▸ **WHAT YOU SHOULD DO**
Set out each line from the following listing that includes the word "Сомерс".

▸ **THE RECORDS**
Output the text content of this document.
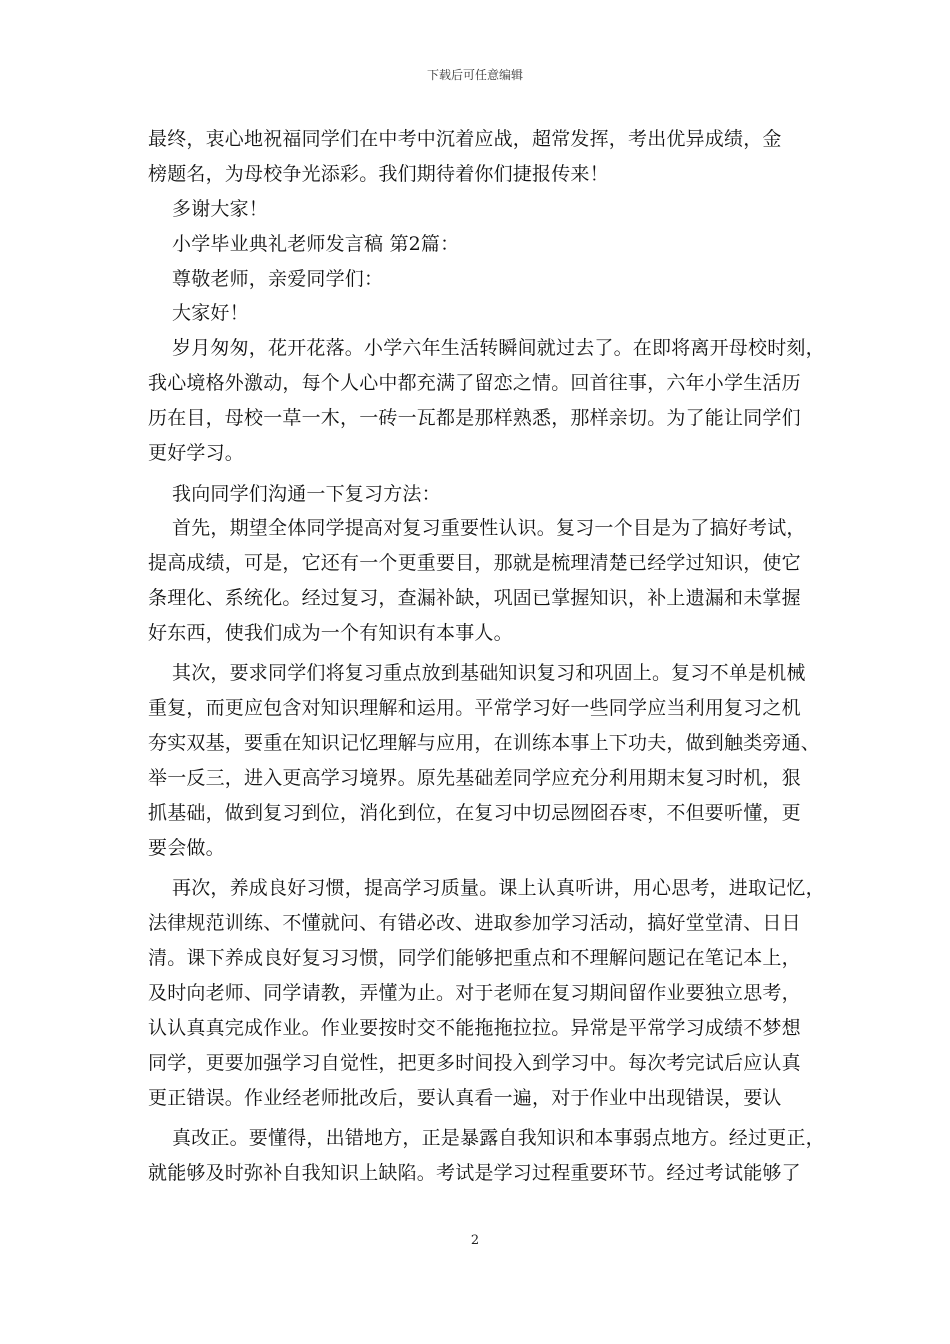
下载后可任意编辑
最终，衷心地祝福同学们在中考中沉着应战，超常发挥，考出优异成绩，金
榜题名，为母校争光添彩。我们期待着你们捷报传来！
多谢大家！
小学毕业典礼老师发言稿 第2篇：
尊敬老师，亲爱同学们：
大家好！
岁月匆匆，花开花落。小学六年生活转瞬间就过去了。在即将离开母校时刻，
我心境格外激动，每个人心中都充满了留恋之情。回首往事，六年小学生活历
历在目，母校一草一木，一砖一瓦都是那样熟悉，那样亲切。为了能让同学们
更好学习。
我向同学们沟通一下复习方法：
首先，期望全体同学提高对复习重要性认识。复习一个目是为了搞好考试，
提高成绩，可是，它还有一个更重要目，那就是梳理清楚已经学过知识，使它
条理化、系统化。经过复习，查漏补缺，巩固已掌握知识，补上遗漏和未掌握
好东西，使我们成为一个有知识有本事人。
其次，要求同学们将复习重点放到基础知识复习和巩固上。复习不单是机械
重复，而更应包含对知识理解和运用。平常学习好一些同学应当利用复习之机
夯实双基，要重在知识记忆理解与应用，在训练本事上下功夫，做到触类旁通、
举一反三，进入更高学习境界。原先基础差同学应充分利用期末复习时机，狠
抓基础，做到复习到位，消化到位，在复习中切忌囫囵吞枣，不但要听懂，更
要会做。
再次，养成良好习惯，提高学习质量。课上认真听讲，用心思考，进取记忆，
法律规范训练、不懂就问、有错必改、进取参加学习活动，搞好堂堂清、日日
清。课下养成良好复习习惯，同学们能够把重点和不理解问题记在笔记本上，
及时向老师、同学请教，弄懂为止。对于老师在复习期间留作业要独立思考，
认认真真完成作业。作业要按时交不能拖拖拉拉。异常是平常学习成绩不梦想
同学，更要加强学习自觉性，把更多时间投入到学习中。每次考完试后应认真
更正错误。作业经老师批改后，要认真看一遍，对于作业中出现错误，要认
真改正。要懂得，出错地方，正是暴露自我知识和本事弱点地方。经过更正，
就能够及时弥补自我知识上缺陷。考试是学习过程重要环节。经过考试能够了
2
...
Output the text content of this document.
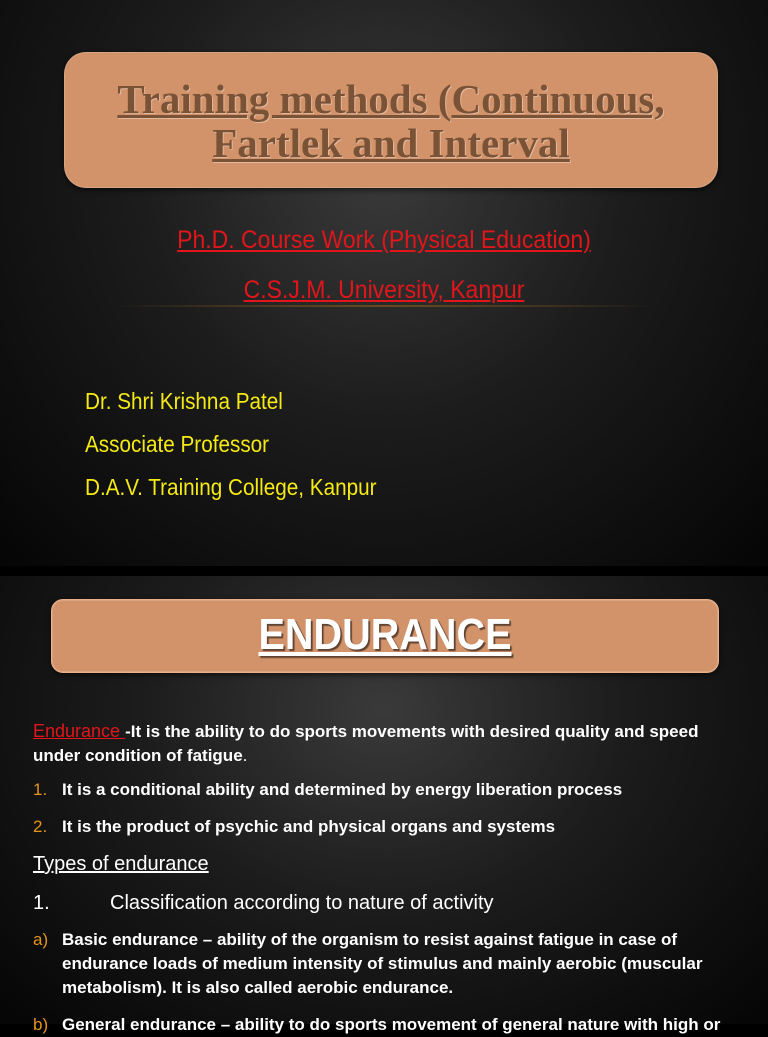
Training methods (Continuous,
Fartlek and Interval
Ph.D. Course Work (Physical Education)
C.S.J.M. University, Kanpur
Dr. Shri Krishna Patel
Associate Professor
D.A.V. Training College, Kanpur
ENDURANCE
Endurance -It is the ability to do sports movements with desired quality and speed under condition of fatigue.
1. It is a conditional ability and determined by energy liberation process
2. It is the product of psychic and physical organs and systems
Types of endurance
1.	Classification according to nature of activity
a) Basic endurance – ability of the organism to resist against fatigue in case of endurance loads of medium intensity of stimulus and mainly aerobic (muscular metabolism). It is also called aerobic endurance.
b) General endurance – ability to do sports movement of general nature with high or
...
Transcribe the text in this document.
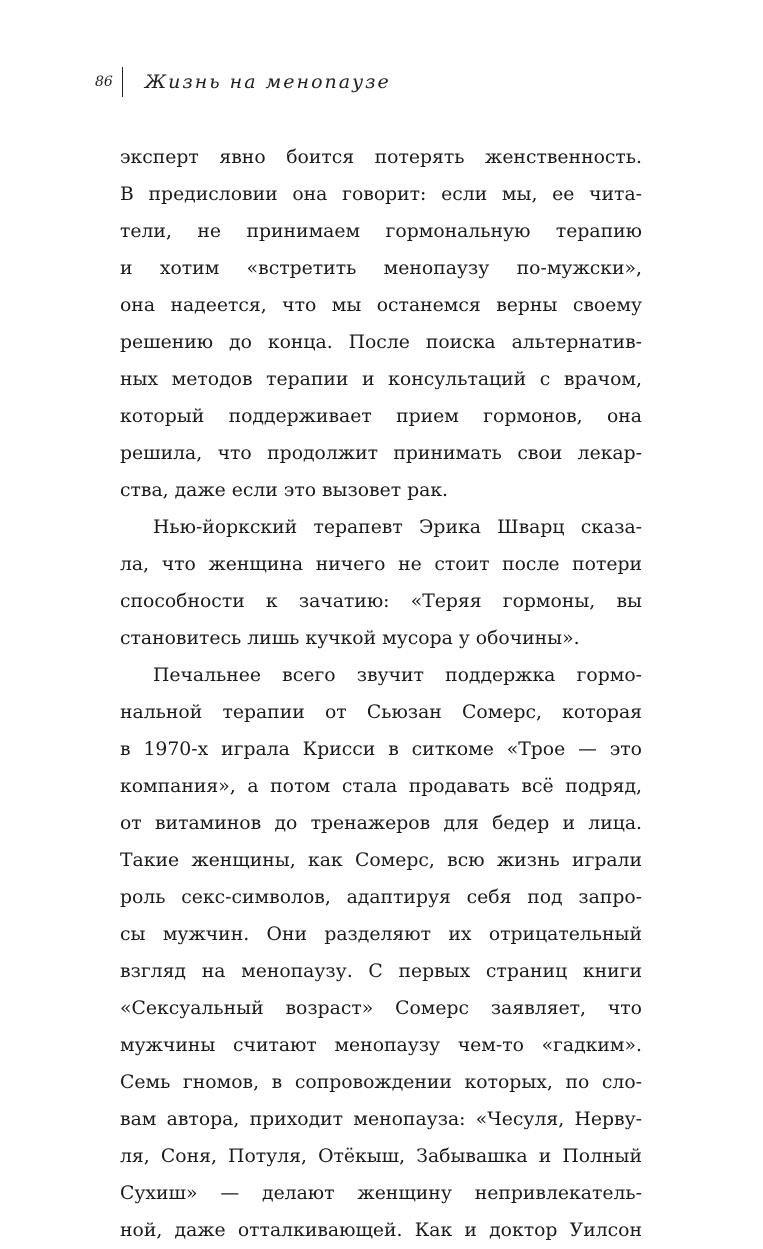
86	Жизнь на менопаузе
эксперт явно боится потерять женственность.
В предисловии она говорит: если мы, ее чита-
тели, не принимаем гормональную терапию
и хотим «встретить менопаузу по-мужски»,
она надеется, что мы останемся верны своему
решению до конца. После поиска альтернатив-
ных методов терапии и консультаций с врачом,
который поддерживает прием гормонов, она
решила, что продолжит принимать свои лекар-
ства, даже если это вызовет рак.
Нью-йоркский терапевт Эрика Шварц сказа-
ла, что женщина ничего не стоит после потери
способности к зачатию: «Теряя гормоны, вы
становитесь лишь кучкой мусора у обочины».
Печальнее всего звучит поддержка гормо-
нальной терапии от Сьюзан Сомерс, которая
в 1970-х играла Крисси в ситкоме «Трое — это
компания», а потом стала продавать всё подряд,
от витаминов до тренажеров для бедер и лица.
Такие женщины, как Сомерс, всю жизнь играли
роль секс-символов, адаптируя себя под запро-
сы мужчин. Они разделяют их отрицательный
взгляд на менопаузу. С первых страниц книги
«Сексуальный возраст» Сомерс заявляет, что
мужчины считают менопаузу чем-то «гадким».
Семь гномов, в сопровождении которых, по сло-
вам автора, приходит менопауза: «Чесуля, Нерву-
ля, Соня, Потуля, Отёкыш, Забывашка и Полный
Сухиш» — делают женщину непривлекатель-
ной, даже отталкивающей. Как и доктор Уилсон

▸ **THE COMPLETED TASK**
нальной терапии от Сьюзан Сомерс, которая
Такие женщины, как Сомерс, всю жизнь играли
«Сексуальный возраст» Сомерс заявляет, что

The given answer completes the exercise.